[START DATA LISTING]

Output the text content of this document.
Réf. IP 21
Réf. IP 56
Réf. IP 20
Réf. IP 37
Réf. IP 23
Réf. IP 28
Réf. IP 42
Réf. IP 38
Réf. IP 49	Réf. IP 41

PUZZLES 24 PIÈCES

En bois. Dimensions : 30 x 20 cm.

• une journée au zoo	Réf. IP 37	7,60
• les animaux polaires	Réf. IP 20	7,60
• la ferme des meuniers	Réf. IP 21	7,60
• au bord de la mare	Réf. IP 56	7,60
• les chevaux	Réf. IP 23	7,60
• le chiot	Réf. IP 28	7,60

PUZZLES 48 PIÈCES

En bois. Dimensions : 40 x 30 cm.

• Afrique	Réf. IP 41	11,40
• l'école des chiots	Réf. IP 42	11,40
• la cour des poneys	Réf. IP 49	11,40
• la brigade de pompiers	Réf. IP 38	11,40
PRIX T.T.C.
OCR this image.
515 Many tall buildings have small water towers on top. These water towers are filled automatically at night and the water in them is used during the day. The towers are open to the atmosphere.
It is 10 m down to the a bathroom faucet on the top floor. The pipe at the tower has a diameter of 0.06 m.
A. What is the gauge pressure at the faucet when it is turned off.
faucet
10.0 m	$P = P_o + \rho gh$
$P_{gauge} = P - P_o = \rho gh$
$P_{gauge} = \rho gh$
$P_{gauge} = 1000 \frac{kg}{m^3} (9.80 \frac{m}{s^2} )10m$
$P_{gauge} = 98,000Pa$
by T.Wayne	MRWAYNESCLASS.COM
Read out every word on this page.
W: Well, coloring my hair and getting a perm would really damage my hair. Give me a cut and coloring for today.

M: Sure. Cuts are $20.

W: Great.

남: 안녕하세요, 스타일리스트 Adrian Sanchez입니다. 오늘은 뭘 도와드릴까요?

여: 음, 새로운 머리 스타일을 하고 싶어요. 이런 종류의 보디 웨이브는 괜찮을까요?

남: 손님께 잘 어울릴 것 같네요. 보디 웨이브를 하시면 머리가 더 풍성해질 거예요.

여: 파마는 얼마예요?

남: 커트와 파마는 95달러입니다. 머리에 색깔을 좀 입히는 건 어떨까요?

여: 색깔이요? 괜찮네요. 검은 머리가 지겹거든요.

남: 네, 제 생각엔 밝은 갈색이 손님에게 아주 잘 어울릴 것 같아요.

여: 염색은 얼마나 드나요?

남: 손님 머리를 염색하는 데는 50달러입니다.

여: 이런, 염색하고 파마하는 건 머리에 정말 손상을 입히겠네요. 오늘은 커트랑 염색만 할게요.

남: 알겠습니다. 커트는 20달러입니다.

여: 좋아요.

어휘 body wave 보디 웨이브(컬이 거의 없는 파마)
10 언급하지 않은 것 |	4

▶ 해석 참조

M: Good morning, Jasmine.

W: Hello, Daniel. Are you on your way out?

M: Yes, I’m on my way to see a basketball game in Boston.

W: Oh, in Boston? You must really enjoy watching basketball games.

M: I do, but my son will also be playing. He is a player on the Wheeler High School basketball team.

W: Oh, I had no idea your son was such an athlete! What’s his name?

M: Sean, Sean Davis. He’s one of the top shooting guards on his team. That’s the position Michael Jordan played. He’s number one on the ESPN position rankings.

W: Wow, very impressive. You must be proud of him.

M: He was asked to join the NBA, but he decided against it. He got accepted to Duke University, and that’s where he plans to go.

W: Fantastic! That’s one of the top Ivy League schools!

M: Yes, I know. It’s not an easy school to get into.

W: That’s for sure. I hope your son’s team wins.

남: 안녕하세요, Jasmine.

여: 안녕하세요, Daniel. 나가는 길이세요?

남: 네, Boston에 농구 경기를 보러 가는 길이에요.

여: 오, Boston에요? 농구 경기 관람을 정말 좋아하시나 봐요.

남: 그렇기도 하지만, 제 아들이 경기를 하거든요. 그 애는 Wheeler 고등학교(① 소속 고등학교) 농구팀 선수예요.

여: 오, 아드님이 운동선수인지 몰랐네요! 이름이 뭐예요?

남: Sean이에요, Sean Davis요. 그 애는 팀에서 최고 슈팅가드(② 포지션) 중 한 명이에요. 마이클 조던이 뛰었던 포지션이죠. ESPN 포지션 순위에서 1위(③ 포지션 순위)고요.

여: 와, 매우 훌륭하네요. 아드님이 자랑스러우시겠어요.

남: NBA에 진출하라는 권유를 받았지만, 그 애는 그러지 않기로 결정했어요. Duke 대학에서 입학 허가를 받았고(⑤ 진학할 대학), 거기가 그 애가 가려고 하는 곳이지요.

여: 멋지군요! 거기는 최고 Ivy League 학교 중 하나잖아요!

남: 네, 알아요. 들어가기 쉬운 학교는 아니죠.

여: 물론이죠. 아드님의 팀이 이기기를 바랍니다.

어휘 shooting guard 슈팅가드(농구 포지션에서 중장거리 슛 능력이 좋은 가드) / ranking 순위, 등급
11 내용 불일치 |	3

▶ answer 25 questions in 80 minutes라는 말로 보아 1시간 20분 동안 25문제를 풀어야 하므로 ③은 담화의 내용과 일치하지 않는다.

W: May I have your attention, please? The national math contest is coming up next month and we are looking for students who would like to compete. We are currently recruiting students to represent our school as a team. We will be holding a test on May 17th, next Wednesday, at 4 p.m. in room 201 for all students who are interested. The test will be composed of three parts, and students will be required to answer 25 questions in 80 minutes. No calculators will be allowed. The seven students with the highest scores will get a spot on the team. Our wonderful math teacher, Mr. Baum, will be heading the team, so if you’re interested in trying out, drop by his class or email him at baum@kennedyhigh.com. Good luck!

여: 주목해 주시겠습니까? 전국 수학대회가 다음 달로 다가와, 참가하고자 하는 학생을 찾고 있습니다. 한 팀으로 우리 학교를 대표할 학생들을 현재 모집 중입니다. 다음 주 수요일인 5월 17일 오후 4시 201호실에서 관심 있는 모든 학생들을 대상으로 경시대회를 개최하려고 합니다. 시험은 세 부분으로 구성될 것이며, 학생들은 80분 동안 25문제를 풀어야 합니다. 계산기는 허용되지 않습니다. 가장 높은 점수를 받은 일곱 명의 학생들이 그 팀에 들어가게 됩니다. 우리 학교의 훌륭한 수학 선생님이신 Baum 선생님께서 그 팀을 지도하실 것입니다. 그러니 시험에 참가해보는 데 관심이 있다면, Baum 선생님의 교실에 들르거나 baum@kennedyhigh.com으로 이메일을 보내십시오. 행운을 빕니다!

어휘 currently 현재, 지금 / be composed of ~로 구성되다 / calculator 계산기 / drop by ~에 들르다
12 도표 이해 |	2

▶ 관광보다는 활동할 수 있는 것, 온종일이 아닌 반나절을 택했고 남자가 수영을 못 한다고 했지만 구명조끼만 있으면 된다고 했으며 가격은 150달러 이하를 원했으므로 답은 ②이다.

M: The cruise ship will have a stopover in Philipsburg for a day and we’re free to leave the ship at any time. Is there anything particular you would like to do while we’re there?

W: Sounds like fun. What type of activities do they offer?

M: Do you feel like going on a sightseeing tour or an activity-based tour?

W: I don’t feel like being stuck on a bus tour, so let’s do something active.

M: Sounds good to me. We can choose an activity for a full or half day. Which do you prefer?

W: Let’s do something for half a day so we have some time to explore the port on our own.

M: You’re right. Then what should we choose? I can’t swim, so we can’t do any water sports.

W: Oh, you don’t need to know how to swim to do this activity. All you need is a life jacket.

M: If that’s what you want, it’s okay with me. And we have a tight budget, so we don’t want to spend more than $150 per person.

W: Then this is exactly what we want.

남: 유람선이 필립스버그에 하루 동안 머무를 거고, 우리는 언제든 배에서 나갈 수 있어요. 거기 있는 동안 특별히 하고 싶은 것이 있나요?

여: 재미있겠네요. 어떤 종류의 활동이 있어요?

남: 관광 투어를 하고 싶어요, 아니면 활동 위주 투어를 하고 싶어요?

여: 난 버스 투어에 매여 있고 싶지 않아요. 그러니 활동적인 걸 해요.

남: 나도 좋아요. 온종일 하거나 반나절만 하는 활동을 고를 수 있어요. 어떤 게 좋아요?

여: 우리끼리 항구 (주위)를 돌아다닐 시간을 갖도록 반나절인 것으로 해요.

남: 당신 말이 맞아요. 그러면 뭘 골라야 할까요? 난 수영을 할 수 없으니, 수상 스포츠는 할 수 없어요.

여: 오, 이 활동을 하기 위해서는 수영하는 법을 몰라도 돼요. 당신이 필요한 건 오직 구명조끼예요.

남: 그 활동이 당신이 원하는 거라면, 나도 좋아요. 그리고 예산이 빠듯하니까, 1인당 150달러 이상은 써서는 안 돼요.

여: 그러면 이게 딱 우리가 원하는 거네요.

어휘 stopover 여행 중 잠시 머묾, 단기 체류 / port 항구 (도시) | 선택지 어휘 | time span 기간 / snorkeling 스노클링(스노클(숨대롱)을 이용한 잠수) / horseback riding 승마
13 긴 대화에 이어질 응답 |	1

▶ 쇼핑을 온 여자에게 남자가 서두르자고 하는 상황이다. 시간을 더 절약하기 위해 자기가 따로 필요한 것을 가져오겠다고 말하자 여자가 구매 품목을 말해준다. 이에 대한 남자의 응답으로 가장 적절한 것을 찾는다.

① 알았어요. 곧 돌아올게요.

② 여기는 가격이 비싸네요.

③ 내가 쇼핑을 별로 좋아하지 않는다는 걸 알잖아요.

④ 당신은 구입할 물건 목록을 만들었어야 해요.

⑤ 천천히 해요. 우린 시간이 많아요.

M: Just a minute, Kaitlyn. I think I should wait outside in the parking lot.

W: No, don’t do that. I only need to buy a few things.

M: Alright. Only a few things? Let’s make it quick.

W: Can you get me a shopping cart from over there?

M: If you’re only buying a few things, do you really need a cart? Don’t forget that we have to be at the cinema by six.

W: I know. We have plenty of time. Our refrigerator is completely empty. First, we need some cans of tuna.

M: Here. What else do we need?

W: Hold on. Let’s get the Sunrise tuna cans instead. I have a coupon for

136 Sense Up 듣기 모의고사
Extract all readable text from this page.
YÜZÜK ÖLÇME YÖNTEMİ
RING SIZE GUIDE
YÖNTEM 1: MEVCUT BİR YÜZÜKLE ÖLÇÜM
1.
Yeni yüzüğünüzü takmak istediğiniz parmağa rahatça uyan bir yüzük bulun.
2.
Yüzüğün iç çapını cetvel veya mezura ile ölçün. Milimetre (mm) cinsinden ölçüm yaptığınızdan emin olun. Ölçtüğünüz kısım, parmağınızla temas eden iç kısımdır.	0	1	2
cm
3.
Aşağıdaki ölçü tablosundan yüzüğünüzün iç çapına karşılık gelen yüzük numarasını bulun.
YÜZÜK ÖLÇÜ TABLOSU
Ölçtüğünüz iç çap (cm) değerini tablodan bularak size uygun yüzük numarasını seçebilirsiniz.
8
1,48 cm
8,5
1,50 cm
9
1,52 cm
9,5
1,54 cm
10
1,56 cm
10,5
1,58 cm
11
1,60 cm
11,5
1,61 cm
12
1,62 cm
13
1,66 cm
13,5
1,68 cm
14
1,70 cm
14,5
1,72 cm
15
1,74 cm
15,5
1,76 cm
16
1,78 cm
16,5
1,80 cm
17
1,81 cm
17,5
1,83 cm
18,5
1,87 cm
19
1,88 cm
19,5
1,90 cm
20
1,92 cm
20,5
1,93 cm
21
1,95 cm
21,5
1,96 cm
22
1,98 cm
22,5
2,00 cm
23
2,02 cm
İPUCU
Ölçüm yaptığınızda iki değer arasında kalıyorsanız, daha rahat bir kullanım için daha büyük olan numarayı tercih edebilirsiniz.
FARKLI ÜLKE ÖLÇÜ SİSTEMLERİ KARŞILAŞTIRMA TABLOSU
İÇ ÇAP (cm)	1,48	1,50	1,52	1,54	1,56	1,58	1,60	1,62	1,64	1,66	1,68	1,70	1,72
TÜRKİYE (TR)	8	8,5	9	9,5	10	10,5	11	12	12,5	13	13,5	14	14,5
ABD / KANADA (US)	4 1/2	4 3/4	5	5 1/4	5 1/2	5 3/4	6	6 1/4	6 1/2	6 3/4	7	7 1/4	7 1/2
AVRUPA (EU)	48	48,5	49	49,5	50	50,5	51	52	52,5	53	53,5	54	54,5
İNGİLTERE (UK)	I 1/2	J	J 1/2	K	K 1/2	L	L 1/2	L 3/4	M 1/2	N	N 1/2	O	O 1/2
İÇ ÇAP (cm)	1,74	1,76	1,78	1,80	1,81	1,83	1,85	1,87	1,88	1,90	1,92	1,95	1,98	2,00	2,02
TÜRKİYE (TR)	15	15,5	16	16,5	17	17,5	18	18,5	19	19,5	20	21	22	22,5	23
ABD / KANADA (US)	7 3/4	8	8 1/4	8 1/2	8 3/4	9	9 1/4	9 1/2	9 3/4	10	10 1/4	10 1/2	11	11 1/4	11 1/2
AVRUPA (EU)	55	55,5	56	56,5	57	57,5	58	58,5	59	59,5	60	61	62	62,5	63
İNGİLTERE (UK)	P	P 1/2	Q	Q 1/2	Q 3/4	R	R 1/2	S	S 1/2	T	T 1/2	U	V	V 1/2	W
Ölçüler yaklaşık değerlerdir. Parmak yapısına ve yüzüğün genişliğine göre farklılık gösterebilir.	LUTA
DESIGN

[END DATA LISTING]

* **AIM**
Copy out each line in the preceding records that contains "should".

* **REPLY**
M: You’re right. Then what should we choose? I can’t swim, so we can’t do any water sports.
M: Just a minute, Kaitlyn. I think I should wait outside in the parking lot.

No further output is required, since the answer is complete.